===== Given data =====
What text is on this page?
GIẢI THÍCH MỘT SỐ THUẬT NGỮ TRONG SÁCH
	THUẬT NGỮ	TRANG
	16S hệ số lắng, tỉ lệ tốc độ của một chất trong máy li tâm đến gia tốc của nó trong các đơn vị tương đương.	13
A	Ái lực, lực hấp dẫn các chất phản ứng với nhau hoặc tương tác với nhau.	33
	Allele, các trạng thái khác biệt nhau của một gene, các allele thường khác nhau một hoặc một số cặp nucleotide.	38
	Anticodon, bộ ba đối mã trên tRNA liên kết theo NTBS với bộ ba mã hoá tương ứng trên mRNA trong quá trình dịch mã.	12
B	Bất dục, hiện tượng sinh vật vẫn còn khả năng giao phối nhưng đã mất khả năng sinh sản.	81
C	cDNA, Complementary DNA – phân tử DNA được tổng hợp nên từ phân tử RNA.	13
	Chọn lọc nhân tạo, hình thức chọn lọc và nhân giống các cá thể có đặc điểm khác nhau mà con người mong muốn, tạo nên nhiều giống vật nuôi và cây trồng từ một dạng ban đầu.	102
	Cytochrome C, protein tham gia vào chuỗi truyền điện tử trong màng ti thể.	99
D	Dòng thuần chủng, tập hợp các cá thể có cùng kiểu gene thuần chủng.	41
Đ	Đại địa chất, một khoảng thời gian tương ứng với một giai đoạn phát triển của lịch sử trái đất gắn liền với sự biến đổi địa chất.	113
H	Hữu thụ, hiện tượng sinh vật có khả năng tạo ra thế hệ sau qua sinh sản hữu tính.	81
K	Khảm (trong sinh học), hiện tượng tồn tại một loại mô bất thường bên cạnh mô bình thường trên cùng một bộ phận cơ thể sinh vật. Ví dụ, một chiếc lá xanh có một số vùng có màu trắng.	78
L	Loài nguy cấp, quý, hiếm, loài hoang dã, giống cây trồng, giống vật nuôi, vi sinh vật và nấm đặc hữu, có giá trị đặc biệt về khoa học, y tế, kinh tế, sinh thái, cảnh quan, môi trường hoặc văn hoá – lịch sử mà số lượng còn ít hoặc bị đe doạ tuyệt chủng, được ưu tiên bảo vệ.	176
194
=====
■ What is being asked
Every line of the data above is to be copied out exactly.

■ Written solution
What text is on this page?
GIẢI THÍCH MỘT SỐ THUẬT NGỮ TRONG SÁCH
	THUẬT NGỮ	TRANG
	16S hệ số lắng, tỉ lệ tốc độ của một chất trong máy li tâm đến gia tốc của nó trong các đơn vị tương đương.	13
A	Ái lực, lực hấp dẫn các chất phản ứng với nhau hoặc tương tác với nhau.	33
	Allele, các trạng thái khác biệt nhau của một gene, các allele thường khác nhau một hoặc một số cặp nucleotide.	38
	Anticodon, bộ ba đối mã trên tRNA liên kết theo NTBS với bộ ba mã hoá tương ứng trên mRNA trong quá trình dịch mã.	12
B	Bất dục, hiện tượng sinh vật vẫn còn khả năng giao phối nhưng đã mất khả năng sinh sản.	81
C	cDNA, Complementary DNA – phân tử DNA được tổng hợp nên từ phân tử RNA.	13
	Chọn lọc nhân tạo, hình thức chọn lọc và nhân giống các cá thể có đặc điểm khác nhau mà con người mong muốn, tạo nên nhiều giống vật nuôi và cây trồng từ một dạng ban đầu.	102
	Cytochrome C, protein tham gia vào chuỗi truyền điện tử trong màng ti thể.	99
D	Dòng thuần chủng, tập hợp các cá thể có cùng kiểu gene thuần chủng.	41
Đ	Đại địa chất, một khoảng thời gian tương ứng với một giai đoạn phát triển của lịch sử trái đất gắn liền với sự biến đổi địa chất.	113
H	Hữu thụ, hiện tượng sinh vật có khả năng tạo ra thế hệ sau qua sinh sản hữu tính.	81
K	Khảm (trong sinh học), hiện tượng tồn tại một loại mô bất thường bên cạnh mô bình thường trên cùng một bộ phận cơ thể sinh vật. Ví dụ, một chiếc lá xanh có một số vùng có màu trắng.	78
L	Loài nguy cấp, quý, hiếm, loài hoang dã, giống cây trồng, giống vật nuôi, vi sinh vật và nấm đặc hữu, có giá trị đặc biệt về khoa học, y tế, kinh tế, sinh thái, cảnh quan, môi trường hoặc văn hoá – lịch sử mà số lượng còn ít hoặc bị đe doạ tuyệt chủng, được ưu tiên bảo vệ.	176
194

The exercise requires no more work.